----- DOCUMENT SOURCE -----
Fêtes du centenaire de Beethoven à Vienne en 1927


Organisée conjointement par la ville de Vienne et la fédération autrichienne, la commémoration du centenaire de Beethoven du 26 au 31 mars 1927 est un événement de portée internationale, qui joue un rôle important dans les relations culturelles et musicales franco-autrichiennes.
L'événement
L’organisateur en chef des festivités, le musicologue Guido Adler, met un point d’honneur à ce que les participants aux différentes manifestations en mémoire de Beethoven – hommage solennel dans la grande salle du Musikverein, série de concerts et congrès de musicologie – représentent les nations dans leur diversité. Après un siècle de réception nationaliste du compositeur, il s’agit dorénavant de mettre en scène l’universalité de sa musique.
----- RELEVÉ -----
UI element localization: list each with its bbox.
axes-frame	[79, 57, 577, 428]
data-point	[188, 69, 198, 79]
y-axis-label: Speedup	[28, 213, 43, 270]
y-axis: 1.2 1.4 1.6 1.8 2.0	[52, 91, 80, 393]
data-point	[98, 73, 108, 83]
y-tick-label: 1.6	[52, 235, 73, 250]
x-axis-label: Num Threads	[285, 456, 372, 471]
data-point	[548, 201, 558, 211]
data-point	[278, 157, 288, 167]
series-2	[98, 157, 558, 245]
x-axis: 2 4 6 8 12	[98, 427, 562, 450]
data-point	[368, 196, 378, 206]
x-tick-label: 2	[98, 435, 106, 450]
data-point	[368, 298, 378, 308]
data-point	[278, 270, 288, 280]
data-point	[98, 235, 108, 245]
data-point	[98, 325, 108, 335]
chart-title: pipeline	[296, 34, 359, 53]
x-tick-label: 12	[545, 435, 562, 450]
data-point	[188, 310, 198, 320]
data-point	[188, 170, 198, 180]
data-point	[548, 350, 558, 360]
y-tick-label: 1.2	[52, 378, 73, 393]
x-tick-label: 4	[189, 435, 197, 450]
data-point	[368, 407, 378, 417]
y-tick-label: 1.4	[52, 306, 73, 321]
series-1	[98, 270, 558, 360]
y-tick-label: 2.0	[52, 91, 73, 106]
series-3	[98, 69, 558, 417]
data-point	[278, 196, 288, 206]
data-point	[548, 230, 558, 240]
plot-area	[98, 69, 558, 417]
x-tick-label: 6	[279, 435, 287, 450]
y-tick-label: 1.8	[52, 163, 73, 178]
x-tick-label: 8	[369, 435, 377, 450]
-----
CONSIGNE:
Recopiez mot pour mot le passage du texte sur le centenaire de Beethoven qui va de "Fêtes du centenaire" jusqu'à "et musicales franco-autrichiennes.".

RÉPONSE ATTENDUE:
Fêtes du centenaire de Beethoven à Vienne en 1927


Organisée conjointement par la ville de Vienne et la fédération autrichienne, la commémoration du centenaire de Beethoven du 26 au 31 mars 1927 est un événement de portée internationale, qui joue un rôle important dans les relations culturelles et musicales franco-autrichiennes.